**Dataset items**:
------------------------
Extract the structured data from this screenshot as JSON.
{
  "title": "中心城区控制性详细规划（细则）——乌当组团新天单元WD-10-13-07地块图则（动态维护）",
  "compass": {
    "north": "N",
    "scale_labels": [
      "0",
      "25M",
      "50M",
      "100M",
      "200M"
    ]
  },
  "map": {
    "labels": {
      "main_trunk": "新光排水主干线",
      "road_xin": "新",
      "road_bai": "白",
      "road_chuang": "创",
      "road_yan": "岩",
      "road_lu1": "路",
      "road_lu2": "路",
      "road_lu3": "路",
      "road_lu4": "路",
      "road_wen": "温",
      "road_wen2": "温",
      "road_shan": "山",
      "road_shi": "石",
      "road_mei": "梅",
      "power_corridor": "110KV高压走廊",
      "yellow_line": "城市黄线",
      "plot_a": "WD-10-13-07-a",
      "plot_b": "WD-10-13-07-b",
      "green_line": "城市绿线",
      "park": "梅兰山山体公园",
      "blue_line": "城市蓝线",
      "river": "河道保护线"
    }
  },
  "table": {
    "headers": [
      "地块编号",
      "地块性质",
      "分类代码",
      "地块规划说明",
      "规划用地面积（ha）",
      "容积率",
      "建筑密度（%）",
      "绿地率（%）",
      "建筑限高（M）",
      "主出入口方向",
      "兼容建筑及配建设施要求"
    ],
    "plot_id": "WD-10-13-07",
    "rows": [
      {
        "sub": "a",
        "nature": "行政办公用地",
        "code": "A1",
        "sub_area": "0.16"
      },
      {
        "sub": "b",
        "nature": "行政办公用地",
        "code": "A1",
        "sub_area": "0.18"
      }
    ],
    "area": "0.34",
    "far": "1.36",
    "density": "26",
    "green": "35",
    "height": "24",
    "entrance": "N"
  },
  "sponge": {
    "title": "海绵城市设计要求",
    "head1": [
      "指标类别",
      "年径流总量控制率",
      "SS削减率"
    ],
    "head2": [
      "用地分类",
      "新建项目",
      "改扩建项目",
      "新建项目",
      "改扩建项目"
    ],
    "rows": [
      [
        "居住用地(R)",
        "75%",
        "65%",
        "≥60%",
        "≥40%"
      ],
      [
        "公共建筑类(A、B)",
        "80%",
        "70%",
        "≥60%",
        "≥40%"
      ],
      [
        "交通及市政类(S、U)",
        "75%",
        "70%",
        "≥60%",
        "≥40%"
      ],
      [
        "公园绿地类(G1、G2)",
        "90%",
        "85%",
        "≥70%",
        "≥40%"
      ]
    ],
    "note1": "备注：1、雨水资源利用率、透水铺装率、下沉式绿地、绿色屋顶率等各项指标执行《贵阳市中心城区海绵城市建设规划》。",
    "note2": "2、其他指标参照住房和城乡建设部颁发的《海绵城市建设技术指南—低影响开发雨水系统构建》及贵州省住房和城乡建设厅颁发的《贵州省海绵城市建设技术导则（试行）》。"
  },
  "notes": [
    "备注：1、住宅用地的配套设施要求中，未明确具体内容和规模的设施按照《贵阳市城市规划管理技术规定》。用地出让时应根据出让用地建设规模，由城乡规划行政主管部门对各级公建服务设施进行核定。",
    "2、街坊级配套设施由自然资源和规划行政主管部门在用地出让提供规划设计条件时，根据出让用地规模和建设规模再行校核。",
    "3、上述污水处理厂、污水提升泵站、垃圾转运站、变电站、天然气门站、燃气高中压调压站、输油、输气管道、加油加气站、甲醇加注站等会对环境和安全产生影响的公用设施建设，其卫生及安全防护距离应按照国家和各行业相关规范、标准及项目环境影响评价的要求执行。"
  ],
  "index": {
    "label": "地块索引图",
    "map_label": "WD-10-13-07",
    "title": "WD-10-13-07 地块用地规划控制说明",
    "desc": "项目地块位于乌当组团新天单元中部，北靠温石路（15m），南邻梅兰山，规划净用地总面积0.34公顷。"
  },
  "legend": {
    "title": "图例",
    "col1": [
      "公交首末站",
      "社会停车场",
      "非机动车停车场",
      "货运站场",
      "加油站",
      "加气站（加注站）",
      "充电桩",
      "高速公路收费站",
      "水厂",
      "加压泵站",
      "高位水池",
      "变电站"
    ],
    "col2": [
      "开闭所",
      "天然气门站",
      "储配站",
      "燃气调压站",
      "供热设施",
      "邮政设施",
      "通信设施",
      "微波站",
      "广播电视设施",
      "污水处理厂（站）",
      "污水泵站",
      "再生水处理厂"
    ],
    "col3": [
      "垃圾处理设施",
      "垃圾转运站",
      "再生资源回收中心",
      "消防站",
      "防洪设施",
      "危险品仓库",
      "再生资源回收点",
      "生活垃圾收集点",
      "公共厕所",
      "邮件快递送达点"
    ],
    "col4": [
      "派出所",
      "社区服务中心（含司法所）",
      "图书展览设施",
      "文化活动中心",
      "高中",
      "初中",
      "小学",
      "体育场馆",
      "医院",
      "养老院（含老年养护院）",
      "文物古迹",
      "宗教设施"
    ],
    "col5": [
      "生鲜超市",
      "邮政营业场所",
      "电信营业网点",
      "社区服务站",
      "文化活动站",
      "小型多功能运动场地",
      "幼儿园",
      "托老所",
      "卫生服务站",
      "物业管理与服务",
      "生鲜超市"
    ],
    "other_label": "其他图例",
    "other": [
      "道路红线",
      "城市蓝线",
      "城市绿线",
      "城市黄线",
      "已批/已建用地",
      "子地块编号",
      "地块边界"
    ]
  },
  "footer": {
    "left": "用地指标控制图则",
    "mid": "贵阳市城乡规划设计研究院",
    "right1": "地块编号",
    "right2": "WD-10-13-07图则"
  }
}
------------------------
Write every line of the material above again, exactly.

Extract the structured data from this screenshot as JSON.
{
  "title": "中心城区控制性详细规划（细则）——乌当组团新天单元WD-10-13-07地块图则（动态维护）",
  "compass": {
    "north": "N",
    "scale_labels": [
      "0",
      "25M",
      "50M",
      "100M",
      "200M"
    ]
  },
  "map": {
    "labels": {
      "main_trunk": "新光排水主干线",
      "road_xin": "新",
      "road_bai": "白",
      "road_chuang": "创",
      "road_yan": "岩",
      "road_lu1": "路",
      "road_lu2": "路",
      "road_lu3": "路",
      "road_lu4": "路",
      "road_wen": "温",
      "road_wen2": "温",
      "road_shan": "山",
      "road_shi": "石",
      "road_mei": "梅",
      "power_corridor": "110KV高压走廊",
      "yellow_line": "城市黄线",
      "plot_a": "WD-10-13-07-a",
      "plot_b": "WD-10-13-07-b",
      "green_line": "城市绿线",
      "park": "梅兰山山体公园",
      "blue_line": "城市蓝线",
      "river": "河道保护线"
    }
  },
  "table": {
    "headers": [
      "地块编号",
      "地块性质",
      "分类代码",
      "地块规划说明",
      "规划用地面积（ha）",
      "容积率",
      "建筑密度（%）",
      "绿地率（%）",
      "建筑限高（M）",
      "主出入口方向",
      "兼容建筑及配建设施要求"
    ],
    "plot_id": "WD-10-13-07",
    "rows": [
      {
        "sub": "a",
        "nature": "行政办公用地",
        "code": "A1",
        "sub_area": "0.16"
      },
      {
        "sub": "b",
        "nature": "行政办公用地",
        "code": "A1",
        "sub_area": "0.18"
      }
    ],
    "area": "0.34",
    "far": "1.36",
    "density": "26",
    "green": "35",
    "height": "24",
    "entrance": "N"
  },
  "sponge": {
    "title": "海绵城市设计要求",
    "head1": [
      "指标类别",
      "年径流总量控制率",
      "SS削减率"
    ],
    "head2": [
      "用地分类",
      "新建项目",
      "改扩建项目",
      "新建项目",
      "改扩建项目"
    ],
    "rows": [
      [
        "居住用地(R)",
        "75%",
        "65%",
        "≥60%",
        "≥40%"
      ],
      [
        "公共建筑类(A、B)",
        "80%",
        "70%",
        "≥60%",
        "≥40%"
      ],
      [
        "交通及市政类(S、U)",
        "75%",
        "70%",
        "≥60%",
        "≥40%"
      ],
      [
        "公园绿地类(G1、G2)",
        "90%",
        "85%",
        "≥70%",
        "≥40%"
      ]
    ],
    "note1": "备注：1、雨水资源利用率、透水铺装率、下沉式绿地、绿色屋顶率等各项指标执行《贵阳市中心城区海绵城市建设规划》。",
    "note2": "2、其他指标参照住房和城乡建设部颁发的《海绵城市建设技术指南—低影响开发雨水系统构建》及贵州省住房和城乡建设厅颁发的《贵州省海绵城市建设技术导则（试行）》。"
  },
  "notes": [
    "备注：1、住宅用地的配套设施要求中，未明确具体内容和规模的设施按照《贵阳市城市规划管理技术规定》。用地出让时应根据出让用地建设规模，由城乡规划行政主管部门对各级公建服务设施进行核定。",
    "2、街坊级配套设施由自然资源和规划行政主管部门在用地出让提供规划设计条件时，根据出让用地规模和建设规模再行校核。",
    "3、上述污水处理厂、污水提升泵站、垃圾转运站、变电站、天然气门站、燃气高中压调压站、输油、输气管道、加油加气站、甲醇加注站等会对环境和安全产生影响的公用设施建设，其卫生及安全防护距离应按照国家和各行业相关规范、标准及项目环境影响评价的要求执行。"
  ],
  "index": {
    "label": "地块索引图",
    "map_label": "WD-10-13-07",
    "title": "WD-10-13-07 地块用地规划控制说明",
    "desc": "项目地块位于乌当组团新天单元中部，北靠温石路（15m），南邻梅兰山，规划净用地总面积0.34公顷。"
  },
  "legend": {
    "title": "图例",
    "col1": [
      "公交首末站",
      "社会停车场",
      "非机动车停车场",
      "货运站场",
      "加油站",
      "加气站（加注站）",
      "充电桩",
      "高速公路收费站",
      "水厂",
      "加压泵站",
      "高位水池",
      "变电站"
    ],
    "col2": [
      "开闭所",
      "天然气门站",
      "储配站",
      "燃气调压站",
      "供热设施",
      "邮政设施",
      "通信设施",
      "微波站",
      "广播电视设施",
      "污水处理厂（站）",
      "污水泵站",
      "再生水处理厂"
    ],
    "col3": [
      "垃圾处理设施",
      "垃圾转运站",
      "再生资源回收中心",
      "消防站",
      "防洪设施",
      "危险品仓库",
      "再生资源回收点",
      "生活垃圾收集点",
      "公共厕所",
      "邮件快递送达点"
    ],
    "col4": [
      "派出所",
      "社区服务中心（含司法所）",
      "图书展览设施",
      "文化活动中心",
      "高中",
      "初中",
      "小学",
      "体育场馆",
      "医院",
      "养老院（含老年养护院）",
      "文物古迹",
      "宗教设施"
    ],
    "col5": [
      "生鲜超市",
      "邮政营业场所",
      "电信营业网点",
      "社区服务站",
      "文化活动站",
      "小型多功能运动场地",
      "幼儿园",
      "托老所",
      "卫生服务站",
      "物业管理与服务",
      "生鲜超市"
    ],
    "other_label": "其他图例",
    "other": [
      "道路红线",
      "城市蓝线",
      "城市绿线",
      "城市黄线",
      "已批/已建用地",
      "子地块编号",
      "地块边界"
    ]
  },
  "footer": {
    "left": "用地指标控制图则",
    "mid": "贵阳市城乡规划设计研究院",
    "right1": "地块编号",
    "right2": "WD-10-13-07图则"
  }
}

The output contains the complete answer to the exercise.